Dataset records:
• • • •

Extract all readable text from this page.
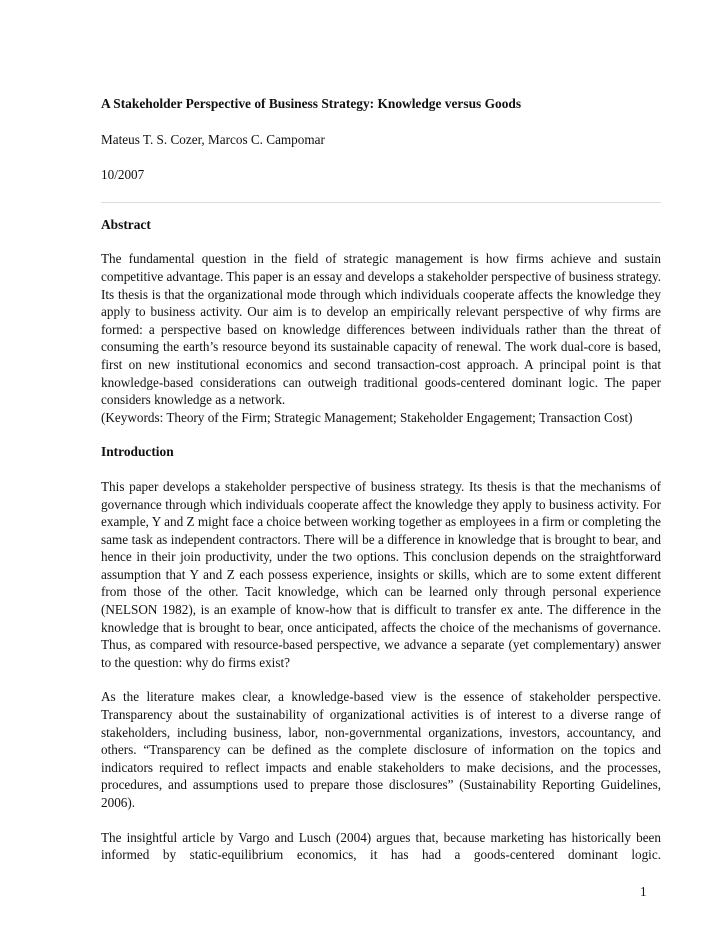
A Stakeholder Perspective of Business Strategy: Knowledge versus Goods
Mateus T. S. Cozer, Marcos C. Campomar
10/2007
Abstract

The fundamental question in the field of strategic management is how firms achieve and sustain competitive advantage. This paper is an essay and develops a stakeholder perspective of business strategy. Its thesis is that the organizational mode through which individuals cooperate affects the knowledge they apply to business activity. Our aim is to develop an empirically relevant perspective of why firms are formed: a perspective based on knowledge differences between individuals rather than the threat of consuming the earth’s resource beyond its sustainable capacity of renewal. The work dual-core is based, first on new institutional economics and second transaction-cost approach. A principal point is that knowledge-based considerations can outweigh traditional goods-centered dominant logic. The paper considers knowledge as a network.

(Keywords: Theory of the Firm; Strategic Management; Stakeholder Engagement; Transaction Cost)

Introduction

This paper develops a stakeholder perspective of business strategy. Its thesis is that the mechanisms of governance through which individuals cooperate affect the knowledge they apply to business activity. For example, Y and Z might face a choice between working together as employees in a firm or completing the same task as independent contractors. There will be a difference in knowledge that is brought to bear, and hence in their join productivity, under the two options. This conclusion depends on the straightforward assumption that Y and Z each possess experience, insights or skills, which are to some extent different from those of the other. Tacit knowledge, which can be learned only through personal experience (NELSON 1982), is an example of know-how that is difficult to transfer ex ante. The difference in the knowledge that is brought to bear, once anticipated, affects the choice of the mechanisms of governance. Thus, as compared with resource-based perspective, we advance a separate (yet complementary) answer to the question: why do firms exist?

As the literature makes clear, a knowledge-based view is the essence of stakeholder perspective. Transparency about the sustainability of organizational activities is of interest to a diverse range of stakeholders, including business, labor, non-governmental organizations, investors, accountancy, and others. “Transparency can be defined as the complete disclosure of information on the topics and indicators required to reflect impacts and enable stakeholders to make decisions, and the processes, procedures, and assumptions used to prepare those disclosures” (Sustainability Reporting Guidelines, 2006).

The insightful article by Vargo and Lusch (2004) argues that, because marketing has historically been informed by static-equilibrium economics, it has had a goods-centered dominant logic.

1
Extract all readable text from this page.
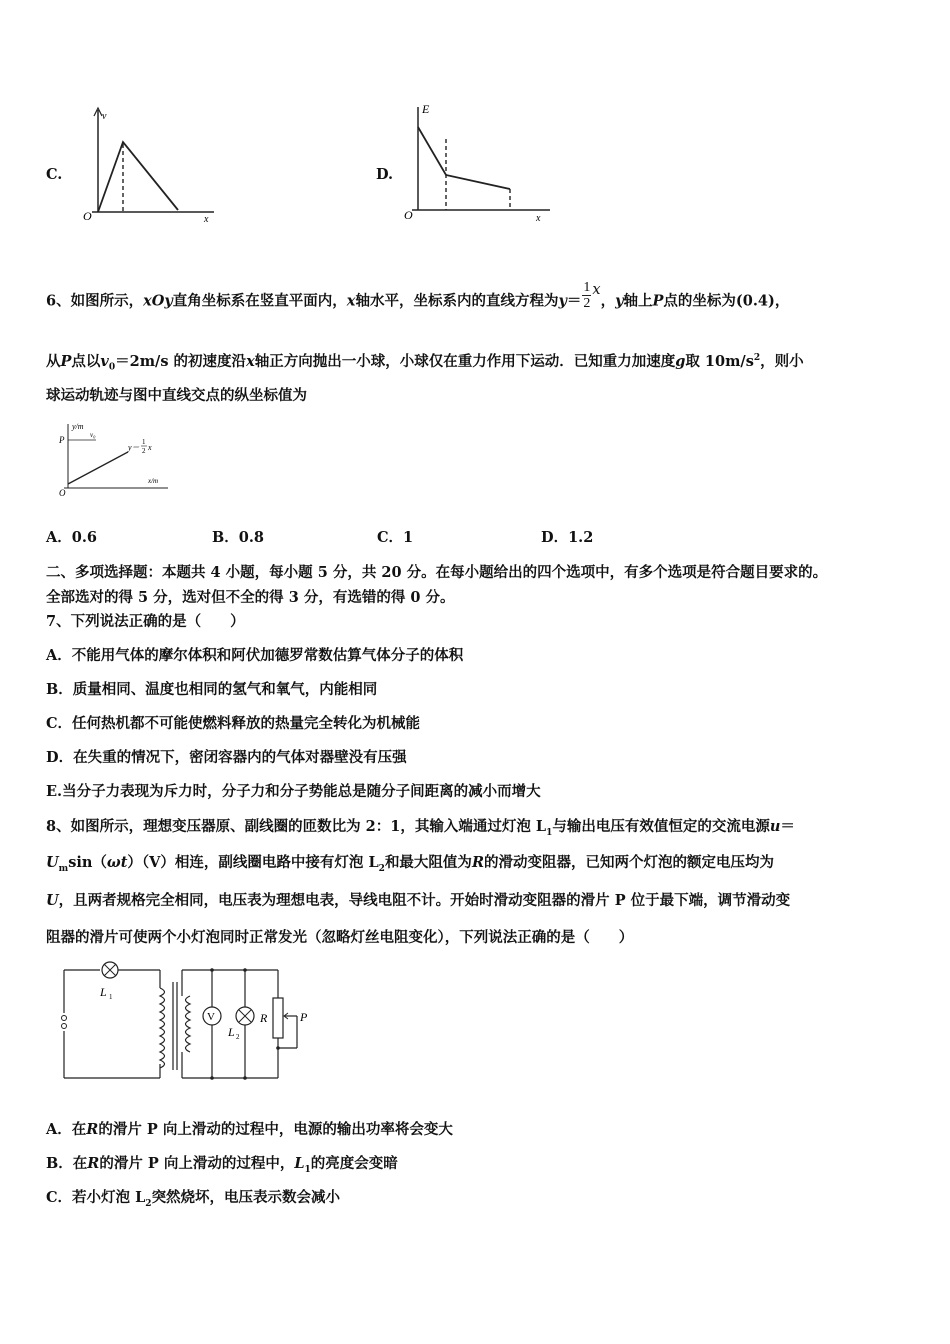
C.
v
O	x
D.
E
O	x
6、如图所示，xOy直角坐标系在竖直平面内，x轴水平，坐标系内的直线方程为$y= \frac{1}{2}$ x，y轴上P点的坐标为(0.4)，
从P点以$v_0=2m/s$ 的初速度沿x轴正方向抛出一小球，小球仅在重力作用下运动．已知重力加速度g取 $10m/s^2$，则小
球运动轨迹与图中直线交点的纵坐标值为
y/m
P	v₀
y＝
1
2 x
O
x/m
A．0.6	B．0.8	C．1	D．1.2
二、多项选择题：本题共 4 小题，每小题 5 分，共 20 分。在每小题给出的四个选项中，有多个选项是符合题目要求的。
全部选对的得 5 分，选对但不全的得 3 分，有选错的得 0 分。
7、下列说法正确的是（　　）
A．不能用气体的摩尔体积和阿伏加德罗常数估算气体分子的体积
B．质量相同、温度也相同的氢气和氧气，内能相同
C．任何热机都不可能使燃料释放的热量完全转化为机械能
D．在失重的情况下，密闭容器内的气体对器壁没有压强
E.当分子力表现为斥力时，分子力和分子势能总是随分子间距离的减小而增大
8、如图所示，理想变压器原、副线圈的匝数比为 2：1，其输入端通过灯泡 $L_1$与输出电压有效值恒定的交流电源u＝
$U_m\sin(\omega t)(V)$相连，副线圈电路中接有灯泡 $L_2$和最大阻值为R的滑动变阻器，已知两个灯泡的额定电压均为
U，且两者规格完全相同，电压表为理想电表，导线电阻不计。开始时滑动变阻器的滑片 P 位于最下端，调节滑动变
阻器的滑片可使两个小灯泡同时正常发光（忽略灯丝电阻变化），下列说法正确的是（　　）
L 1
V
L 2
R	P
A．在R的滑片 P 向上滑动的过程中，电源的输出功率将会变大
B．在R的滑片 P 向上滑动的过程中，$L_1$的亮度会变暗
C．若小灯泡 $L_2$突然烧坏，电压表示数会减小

• • • •

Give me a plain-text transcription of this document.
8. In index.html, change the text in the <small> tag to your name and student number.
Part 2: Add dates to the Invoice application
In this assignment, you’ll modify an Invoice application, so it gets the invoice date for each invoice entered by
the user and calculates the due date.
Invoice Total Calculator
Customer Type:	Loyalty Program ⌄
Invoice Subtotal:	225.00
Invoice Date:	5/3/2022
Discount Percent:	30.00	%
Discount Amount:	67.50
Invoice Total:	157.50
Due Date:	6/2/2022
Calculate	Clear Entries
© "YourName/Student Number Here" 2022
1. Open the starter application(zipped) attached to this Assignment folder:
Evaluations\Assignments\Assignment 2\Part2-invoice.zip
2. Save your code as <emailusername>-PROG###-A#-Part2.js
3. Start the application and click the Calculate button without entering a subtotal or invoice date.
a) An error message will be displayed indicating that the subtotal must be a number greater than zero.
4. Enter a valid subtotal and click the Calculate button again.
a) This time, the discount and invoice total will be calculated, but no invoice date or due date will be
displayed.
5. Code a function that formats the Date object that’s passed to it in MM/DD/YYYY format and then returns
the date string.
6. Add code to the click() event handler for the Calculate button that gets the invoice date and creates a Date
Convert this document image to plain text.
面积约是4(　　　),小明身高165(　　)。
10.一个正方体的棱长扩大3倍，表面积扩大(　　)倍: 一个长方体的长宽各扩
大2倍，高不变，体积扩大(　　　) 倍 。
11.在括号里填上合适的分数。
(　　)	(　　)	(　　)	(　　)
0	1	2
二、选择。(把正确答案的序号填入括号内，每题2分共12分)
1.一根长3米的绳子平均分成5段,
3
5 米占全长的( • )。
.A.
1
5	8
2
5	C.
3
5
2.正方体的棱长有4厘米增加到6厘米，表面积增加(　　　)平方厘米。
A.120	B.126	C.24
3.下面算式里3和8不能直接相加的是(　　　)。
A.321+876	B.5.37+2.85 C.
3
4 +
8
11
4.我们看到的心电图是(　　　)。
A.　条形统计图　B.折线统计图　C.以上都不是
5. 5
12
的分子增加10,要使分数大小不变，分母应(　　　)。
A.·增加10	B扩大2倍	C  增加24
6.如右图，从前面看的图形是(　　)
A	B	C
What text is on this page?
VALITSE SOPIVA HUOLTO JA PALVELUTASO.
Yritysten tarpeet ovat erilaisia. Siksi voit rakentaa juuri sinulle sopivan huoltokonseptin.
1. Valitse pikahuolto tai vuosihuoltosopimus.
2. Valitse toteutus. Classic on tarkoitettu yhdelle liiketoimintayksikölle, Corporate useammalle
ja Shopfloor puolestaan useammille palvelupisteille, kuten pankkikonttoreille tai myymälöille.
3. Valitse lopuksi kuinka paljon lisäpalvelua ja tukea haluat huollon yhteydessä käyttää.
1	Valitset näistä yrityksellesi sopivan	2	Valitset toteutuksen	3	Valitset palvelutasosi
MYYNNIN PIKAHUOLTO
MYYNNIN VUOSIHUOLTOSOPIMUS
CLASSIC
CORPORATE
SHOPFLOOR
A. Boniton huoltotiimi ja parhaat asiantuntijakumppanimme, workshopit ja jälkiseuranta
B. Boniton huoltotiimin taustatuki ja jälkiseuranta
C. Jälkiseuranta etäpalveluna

• • • •

Pull every line containing "如图所示" out of the records.

§ EXERCISE RESULT
6、如图所示，xOy直角坐标系在竖直平面内，x轴水平，坐标系内的直线方程为$y= \frac{1}{2}$ x，y轴上P点的坐标为(0.4)，
8、如图所示，理想变压器原、副线圈的匝数比为 2：1，其输入端通过灯泡 $L_1$与输出电压有效值恒定的交流电源u＝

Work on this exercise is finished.